-- START --

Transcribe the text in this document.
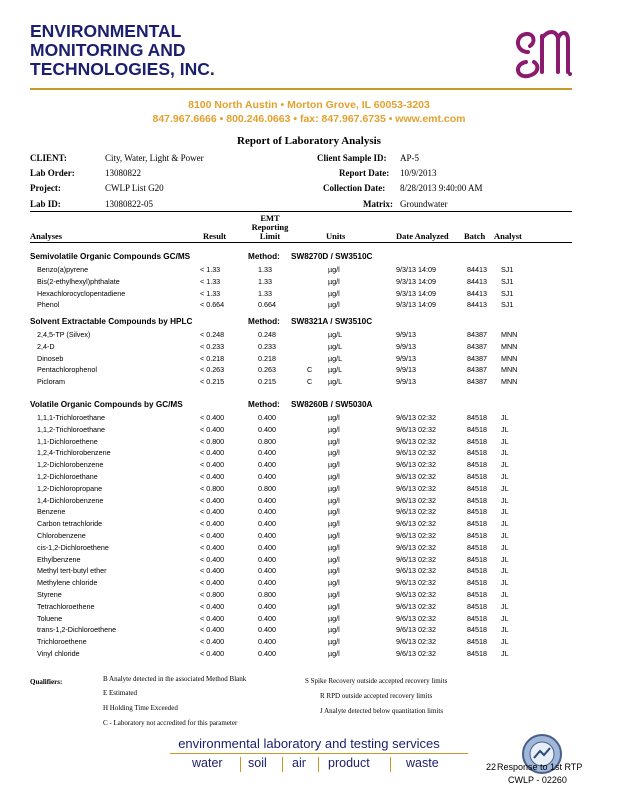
ENVIRONMENTAL
MONITORING AND
TECHNOLOGIES, INC.
8100 North Austin • Morton Grove, IL 60053-3203
847.967.6666 • 800.246.0663 • fax: 847.967.6735 • www.emt.com
Report of Laboratory Analysis
CLIENT:	City, Water, Light & Power	Client Sample ID: AP-5
Lab Order:	13080822	Report Date: 10/9/2013
Project:	CWLP List G20	Collection Date: 8/28/2013 9:40:00 AM
Lab ID:	13080822-05	Matrix: Groundwater
Analyses	Result
EMT
Reporting
Limit	Units	Date Analyzed Batch Analyst
Semivolatile Organic Compounds GC/MS	Method: SW8270D / SW3510C
Benzo(a)pyrene	< 1.33	1.33	µg/l	9/3/13 14:09	84413 SJ1
Bis(2-ethylhexyl)phthalate	< 1.33	1.33	µg/l	9/3/13 14:09	84413 SJ1
Hexachlorocyclopentadiene	< 1.33	1.33	µg/l	9/3/13 14:09	84413 SJ1
Phenol	< 0.664	0.664	µg/l	9/3/13 14:09	84413 SJ1
Solvent Extractable Compounds by HPLC	Method: SW8321A / SW3510C
2,4,5-TP (Silvex)	< 0.248	0.248	µg/L	9/9/13	84387 MNN
2,4-D	< 0.233	0.233	µg/L	9/9/13	84387 MNN
Dinoseb	< 0.218	0.218	µg/L	9/9/13	84387 MNN
Pentachlorophenol	< 0.263	0.263	C µg/L	9/9/13	84387 MNN
Picloram	< 0.215	0.215	C µg/L	9/9/13	84387 MNN
Volatile Organic Compounds by GC/MS	Method: SW8260B / SW5030A
1,1,1-Trichloroethane	< 0.400	0.400	µg/l	9/6/13 02:32	84518 JL
1,1,2-Trichloroethane	< 0.400	0.400	µg/l	9/6/13 02:32	84518 JL
1,1-Dichloroethene	< 0.800	0.800	µg/l	9/6/13 02:32	84518 JL
1,2,4-Trichlorobenzene	< 0.400	0.400	µg/l	9/6/13 02:32	84518 JL
1,2-Dichlorobenzene	< 0.400	0.400	µg/l	9/6/13 02:32	84518 JL
1,2-Dichloroethane	< 0.400	0.400	µg/l	9/6/13 02:32	84518 JL
1,2-Dichloropropane	< 0.800	0.800	µg/l	9/6/13 02:32	84518 JL
1,4-Dichlorobenzene	< 0.400	0.400	µg/l	9/6/13 02:32	84518 JL
Benzene	< 0.400	0.400	µg/l	9/6/13 02:32	84518 JL
Carbon tetrachloride	< 0.400	0.400	µg/l	9/6/13 02:32	84518 JL
Chlorobenzene	< 0.400	0.400	µg/l	9/6/13 02:32	84518 JL
cis-1,2-Dichloroethene	< 0.400	0.400	µg/l	9/6/13 02:32	84518 JL
Ethylbenzene	< 0.400	0.400	µg/l	9/6/13 02:32	84518 JL
Methyl tert-butyl ether	< 0.400	0.400	µg/l	9/6/13 02:32	84518 JL
Methylene chloride	< 0.400	0.400	µg/l	9/6/13 02:32	84518 JL
Styrene	< 0.800	0.800	µg/l	9/6/13 02:32	84518 JL
Tetrachloroethene	< 0.400	0.400	µg/l	9/6/13 02:32	84518 JL
Toluene	< 0.400	0.400	µg/l	9/6/13 02:32	84518 JL
trans-1,2-Dichloroethene	< 0.400	0.400	µg/l	9/6/13 02:32	84518 JL
Trichloroethene	< 0.400	0.400	µg/l	9/6/13 02:32	84518 JL
Vinyl chloride	< 0.400	0.400	µg/l	9/6/13 02:32	84518 JL
Qualifiers:	B Analyte detected in the associated Method Blank	S Spike Recovery outside accepted recovery limits
E Estimated	R RPD outside accepted recovery limits
H Holding Time Exceeded	J Analyte detected below quantitation limits
C - Laboratory not accredited for this parameter
environmental laboratory and testing services
water soil air product	waste	22 Response to 1st RTP
CWLP - 02260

-- END --

- _GOAL_
Transcribe the preceding listing in its entirety and with exact wording, leaving out pictures.

- _SOLUTION TO THIS TASK_
Transcribe the text in this document.
ENVIRONMENTAL
MONITORING AND
TECHNOLOGIES, INC.
8100 North Austin • Morton Grove, IL 60053-3203
847.967.6666 • 800.246.0663 • fax: 847.967.6735 • www.emt.com
Report of Laboratory Analysis
CLIENT:	City, Water, Light & Power	Client Sample ID: AP-5
Lab Order:	13080822	Report Date: 10/9/2013
Project:	CWLP List G20	Collection Date: 8/28/2013 9:40:00 AM
Lab ID:	13080822-05	Matrix: Groundwater
Analyses	Result
EMT
Reporting
Limit	Units	Date Analyzed Batch Analyst
Semivolatile Organic Compounds GC/MS	Method: SW8270D / SW3510C
Benzo(a)pyrene	< 1.33	1.33	µg/l	9/3/13 14:09	84413 SJ1
Bis(2-ethylhexyl)phthalate	< 1.33	1.33	µg/l	9/3/13 14:09	84413 SJ1
Hexachlorocyclopentadiene	< 1.33	1.33	µg/l	9/3/13 14:09	84413 SJ1
Phenol	< 0.664	0.664	µg/l	9/3/13 14:09	84413 SJ1
Solvent Extractable Compounds by HPLC	Method: SW8321A / SW3510C
2,4,5-TP (Silvex)	< 0.248	0.248	µg/L	9/9/13	84387 MNN
2,4-D	< 0.233	0.233	µg/L	9/9/13	84387 MNN
Dinoseb	< 0.218	0.218	µg/L	9/9/13	84387 MNN
Pentachlorophenol	< 0.263	0.263	C µg/L	9/9/13	84387 MNN
Picloram	< 0.215	0.215	C µg/L	9/9/13	84387 MNN
Volatile Organic Compounds by GC/MS	Method: SW8260B / SW5030A
1,1,1-Trichloroethane	< 0.400	0.400	µg/l	9/6/13 02:32	84518 JL
1,1,2-Trichloroethane	< 0.400	0.400	µg/l	9/6/13 02:32	84518 JL
1,1-Dichloroethene	< 0.800	0.800	µg/l	9/6/13 02:32	84518 JL
1,2,4-Trichlorobenzene	< 0.400	0.400	µg/l	9/6/13 02:32	84518 JL
1,2-Dichlorobenzene	< 0.400	0.400	µg/l	9/6/13 02:32	84518 JL
1,2-Dichloroethane	< 0.400	0.400	µg/l	9/6/13 02:32	84518 JL
1,2-Dichloropropane	< 0.800	0.800	µg/l	9/6/13 02:32	84518 JL
1,4-Dichlorobenzene	< 0.400	0.400	µg/l	9/6/13 02:32	84518 JL
Benzene	< 0.400	0.400	µg/l	9/6/13 02:32	84518 JL
Carbon tetrachloride	< 0.400	0.400	µg/l	9/6/13 02:32	84518 JL
Chlorobenzene	< 0.400	0.400	µg/l	9/6/13 02:32	84518 JL
cis-1,2-Dichloroethene	< 0.400	0.400	µg/l	9/6/13 02:32	84518 JL
Ethylbenzene	< 0.400	0.400	µg/l	9/6/13 02:32	84518 JL
Methyl tert-butyl ether	< 0.400	0.400	µg/l	9/6/13 02:32	84518 JL
Methylene chloride	< 0.400	0.400	µg/l	9/6/13 02:32	84518 JL
Styrene	< 0.800	0.800	µg/l	9/6/13 02:32	84518 JL
Tetrachloroethene	< 0.400	0.400	µg/l	9/6/13 02:32	84518 JL
Toluene	< 0.400	0.400	µg/l	9/6/13 02:32	84518 JL
trans-1,2-Dichloroethene	< 0.400	0.400	µg/l	9/6/13 02:32	84518 JL
Trichloroethene	< 0.400	0.400	µg/l	9/6/13 02:32	84518 JL
Vinyl chloride	< 0.400	0.400	µg/l	9/6/13 02:32	84518 JL
Qualifiers:	B Analyte detected in the associated Method Blank	S Spike Recovery outside accepted recovery limits
E Estimated	R RPD outside accepted recovery limits
H Holding Time Exceeded	J Analyte detected below quantitation limits
C - Laboratory not accredited for this parameter
environmental laboratory and testing services
water soil air product	waste	22 Response to 1st RTP
CWLP - 02260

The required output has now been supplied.